Stated problem = Your task is to locate every line holding the string "statement" and to copy each of them.

[Begin Record excerpts]

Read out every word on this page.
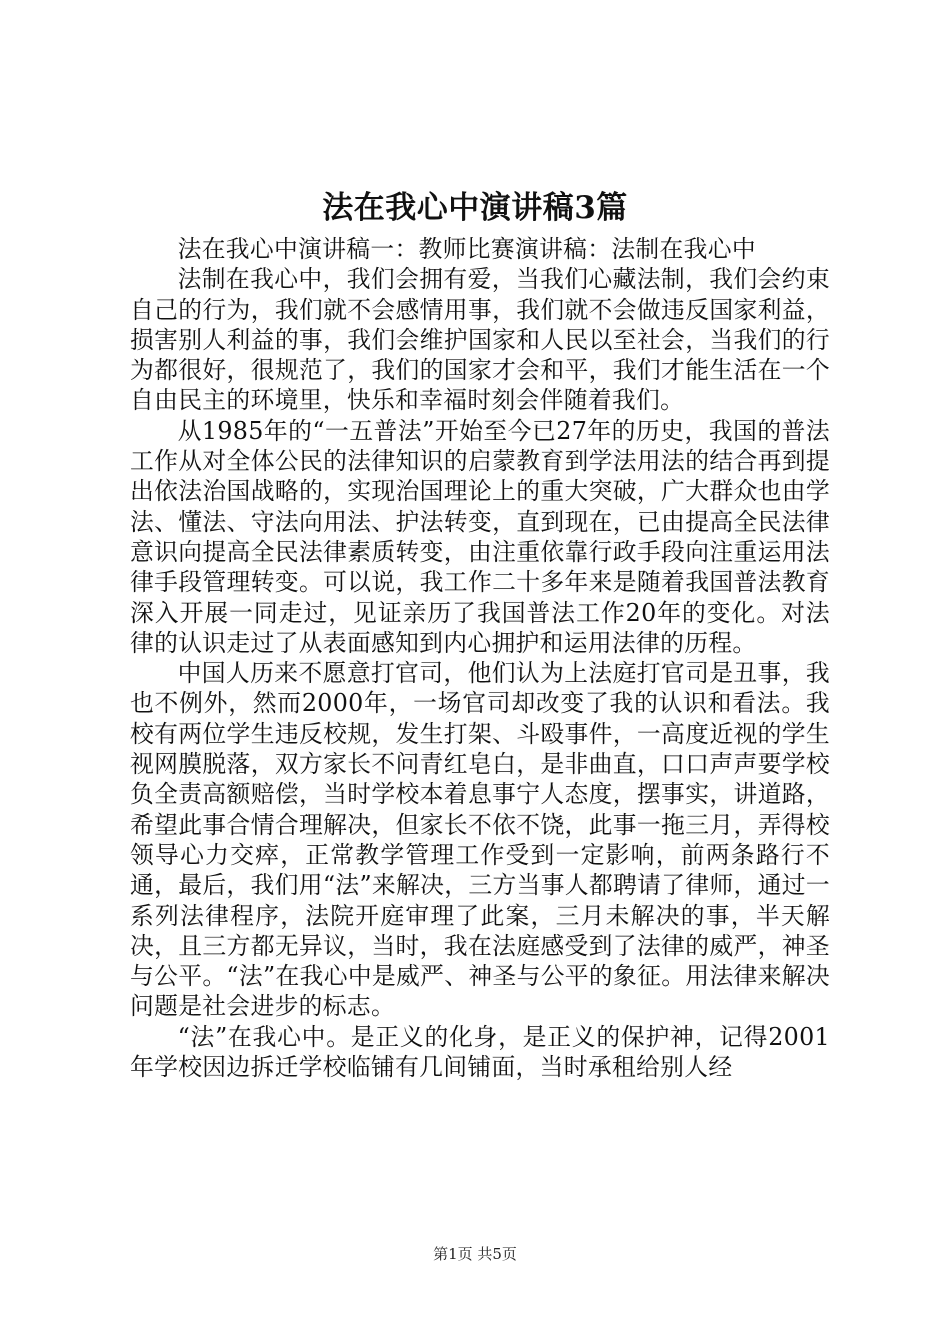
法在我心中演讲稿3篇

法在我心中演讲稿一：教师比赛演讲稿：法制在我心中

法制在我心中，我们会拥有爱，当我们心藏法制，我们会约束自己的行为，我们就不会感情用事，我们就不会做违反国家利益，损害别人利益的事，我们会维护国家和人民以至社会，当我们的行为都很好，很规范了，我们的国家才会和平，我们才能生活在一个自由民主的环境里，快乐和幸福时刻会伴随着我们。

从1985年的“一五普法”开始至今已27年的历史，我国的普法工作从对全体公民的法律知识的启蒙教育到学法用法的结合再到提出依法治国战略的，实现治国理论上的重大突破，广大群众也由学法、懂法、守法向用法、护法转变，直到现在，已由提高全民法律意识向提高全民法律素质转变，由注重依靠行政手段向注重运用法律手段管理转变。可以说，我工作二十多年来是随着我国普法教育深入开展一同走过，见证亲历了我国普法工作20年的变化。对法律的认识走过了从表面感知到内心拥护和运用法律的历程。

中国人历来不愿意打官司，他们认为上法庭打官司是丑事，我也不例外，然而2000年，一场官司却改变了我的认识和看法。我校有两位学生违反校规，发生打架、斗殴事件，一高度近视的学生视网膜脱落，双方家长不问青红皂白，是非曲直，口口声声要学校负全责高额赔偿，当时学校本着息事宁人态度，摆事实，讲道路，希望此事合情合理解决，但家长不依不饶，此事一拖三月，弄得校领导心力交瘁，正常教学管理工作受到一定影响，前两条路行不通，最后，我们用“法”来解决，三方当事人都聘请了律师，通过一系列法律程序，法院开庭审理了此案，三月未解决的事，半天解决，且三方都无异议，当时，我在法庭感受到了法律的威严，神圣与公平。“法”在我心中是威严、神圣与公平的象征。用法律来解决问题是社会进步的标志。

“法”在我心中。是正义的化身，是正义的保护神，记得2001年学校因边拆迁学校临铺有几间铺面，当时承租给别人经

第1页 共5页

[End Record excerpts]
[Begin Record excerpts]

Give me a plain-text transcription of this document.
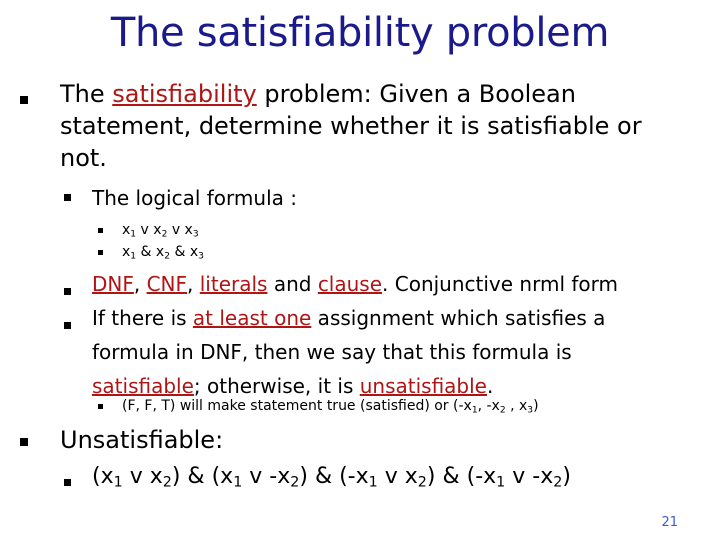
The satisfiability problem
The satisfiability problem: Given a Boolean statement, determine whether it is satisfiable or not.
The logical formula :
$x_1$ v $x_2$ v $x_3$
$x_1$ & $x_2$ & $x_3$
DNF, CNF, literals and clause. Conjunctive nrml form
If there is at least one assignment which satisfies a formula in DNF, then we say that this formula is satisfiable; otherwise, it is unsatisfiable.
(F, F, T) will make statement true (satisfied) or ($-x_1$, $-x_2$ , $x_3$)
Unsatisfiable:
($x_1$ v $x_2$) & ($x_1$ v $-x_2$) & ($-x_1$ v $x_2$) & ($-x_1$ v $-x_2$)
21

[End Record excerpts]

Answer =
The satisfiability problem: Given a Boolean statement, determine whether it is satisfiable or not.
(F, F, T) will make statement true (satisfied) or ($-x_1$, $-x_2$ , $x_3$)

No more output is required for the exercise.